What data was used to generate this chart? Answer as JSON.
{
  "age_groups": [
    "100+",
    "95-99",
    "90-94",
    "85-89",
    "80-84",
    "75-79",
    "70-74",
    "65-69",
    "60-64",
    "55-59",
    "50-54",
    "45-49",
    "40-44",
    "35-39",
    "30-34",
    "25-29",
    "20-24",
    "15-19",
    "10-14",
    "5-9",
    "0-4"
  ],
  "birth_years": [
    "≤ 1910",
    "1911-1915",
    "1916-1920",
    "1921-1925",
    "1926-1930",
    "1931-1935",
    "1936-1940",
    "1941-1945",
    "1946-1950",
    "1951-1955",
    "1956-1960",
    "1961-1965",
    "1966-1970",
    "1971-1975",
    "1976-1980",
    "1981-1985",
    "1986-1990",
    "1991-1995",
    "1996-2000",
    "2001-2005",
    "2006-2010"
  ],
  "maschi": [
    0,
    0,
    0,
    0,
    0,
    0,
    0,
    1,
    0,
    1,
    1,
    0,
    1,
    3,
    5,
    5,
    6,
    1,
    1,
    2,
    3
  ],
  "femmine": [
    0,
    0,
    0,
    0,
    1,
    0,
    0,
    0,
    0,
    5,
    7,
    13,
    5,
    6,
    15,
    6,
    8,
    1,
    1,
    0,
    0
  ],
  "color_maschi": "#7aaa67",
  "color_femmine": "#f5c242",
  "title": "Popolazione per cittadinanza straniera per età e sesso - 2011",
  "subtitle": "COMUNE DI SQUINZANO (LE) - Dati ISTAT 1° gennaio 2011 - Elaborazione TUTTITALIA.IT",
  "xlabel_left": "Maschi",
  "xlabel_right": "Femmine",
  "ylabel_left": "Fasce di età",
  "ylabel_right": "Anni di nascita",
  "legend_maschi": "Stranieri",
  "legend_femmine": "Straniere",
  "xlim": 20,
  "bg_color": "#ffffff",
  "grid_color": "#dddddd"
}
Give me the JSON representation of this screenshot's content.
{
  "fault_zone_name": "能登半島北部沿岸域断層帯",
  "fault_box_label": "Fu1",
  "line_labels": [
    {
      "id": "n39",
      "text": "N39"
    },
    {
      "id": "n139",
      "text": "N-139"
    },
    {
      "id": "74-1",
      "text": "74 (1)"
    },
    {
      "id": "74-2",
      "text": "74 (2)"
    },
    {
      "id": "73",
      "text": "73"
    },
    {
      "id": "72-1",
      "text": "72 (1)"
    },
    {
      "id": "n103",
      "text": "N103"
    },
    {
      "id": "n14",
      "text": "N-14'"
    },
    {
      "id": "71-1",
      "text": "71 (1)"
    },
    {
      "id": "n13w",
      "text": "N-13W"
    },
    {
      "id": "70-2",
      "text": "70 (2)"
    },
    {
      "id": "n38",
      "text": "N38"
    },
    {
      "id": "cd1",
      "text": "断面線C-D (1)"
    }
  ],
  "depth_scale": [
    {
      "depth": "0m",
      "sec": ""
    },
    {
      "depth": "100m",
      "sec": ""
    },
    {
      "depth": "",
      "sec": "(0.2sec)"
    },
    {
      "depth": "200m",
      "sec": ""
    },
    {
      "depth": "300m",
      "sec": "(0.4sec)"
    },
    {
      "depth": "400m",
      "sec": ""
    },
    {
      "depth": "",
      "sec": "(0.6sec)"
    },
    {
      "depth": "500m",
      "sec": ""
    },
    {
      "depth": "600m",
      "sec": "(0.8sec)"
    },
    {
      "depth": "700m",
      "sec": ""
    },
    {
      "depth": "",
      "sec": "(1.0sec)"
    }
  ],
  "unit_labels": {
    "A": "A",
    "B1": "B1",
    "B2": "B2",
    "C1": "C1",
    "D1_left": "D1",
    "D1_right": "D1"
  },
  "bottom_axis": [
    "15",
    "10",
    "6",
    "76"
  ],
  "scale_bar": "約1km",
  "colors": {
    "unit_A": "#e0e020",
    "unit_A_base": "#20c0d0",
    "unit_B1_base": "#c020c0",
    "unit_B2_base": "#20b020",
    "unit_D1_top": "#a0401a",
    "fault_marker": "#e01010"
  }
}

________________

**EXERCISE GOAL**
What is the number of lines in the data that hold the word "this"? Reply with that number and nothing else.

**FULL RESPONSE**
2